— Begin LISTED RECORDS —

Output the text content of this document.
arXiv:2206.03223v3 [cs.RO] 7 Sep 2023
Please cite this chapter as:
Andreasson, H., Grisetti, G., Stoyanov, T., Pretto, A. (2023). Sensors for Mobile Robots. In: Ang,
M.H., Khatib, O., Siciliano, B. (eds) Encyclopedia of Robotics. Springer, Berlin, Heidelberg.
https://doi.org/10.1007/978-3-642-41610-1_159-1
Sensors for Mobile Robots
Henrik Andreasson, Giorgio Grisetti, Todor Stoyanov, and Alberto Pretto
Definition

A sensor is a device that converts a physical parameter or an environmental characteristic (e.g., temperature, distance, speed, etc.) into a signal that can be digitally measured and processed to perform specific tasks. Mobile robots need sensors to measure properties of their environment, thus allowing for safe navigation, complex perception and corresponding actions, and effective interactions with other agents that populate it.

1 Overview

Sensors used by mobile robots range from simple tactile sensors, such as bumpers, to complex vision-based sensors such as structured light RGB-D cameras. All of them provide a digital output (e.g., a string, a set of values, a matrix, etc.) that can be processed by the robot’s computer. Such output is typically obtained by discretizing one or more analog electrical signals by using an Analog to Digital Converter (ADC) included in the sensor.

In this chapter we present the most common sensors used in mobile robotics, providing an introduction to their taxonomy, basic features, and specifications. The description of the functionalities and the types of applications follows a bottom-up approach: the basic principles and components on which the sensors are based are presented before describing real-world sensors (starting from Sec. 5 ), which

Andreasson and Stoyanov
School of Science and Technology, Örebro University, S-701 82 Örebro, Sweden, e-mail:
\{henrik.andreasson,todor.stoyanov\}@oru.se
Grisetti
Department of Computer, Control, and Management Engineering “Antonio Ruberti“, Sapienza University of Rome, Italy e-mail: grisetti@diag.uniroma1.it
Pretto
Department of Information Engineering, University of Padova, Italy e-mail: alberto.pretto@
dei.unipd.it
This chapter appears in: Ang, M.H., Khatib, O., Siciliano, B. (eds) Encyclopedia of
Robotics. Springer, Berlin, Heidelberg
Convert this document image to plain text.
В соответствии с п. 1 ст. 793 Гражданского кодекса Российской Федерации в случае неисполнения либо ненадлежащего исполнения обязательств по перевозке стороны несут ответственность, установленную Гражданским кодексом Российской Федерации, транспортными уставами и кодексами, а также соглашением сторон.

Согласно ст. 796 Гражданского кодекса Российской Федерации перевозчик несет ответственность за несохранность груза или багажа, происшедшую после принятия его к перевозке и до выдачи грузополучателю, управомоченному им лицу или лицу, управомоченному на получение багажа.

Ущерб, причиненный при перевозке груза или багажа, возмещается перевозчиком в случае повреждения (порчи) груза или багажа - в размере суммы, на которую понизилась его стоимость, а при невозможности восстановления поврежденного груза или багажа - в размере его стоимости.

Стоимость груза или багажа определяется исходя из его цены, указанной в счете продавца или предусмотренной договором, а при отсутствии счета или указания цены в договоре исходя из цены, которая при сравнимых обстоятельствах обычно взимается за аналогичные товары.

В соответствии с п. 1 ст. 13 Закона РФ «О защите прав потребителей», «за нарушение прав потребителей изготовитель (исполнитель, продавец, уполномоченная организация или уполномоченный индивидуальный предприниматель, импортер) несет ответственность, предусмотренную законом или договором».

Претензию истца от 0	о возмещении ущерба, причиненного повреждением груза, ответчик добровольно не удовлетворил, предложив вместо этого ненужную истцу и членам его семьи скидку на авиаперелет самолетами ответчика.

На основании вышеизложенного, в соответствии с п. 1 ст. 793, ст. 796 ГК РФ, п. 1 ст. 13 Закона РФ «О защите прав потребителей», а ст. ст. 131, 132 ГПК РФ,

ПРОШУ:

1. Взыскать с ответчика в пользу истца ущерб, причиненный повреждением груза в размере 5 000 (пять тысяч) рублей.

— End LISTED RECORDS —

* _WHAT THE EXERCISE ASKS_
Track down the lines that include the word "повреждением" and copy them.

* _RESULT OF THE TASK_
Претензию истца от 0	о возмещении ущерба, причиненного повреждением груза, ответчик добровольно не удовлетворил, предложив вместо этого ненужную истцу и членам его семьи скидку на авиаперелет самолетами ответчика.
1. Взыскать с ответчика в пользу истца ущерб, причиненный повреждением груза в размере 5 000 (пять тысяч) рублей.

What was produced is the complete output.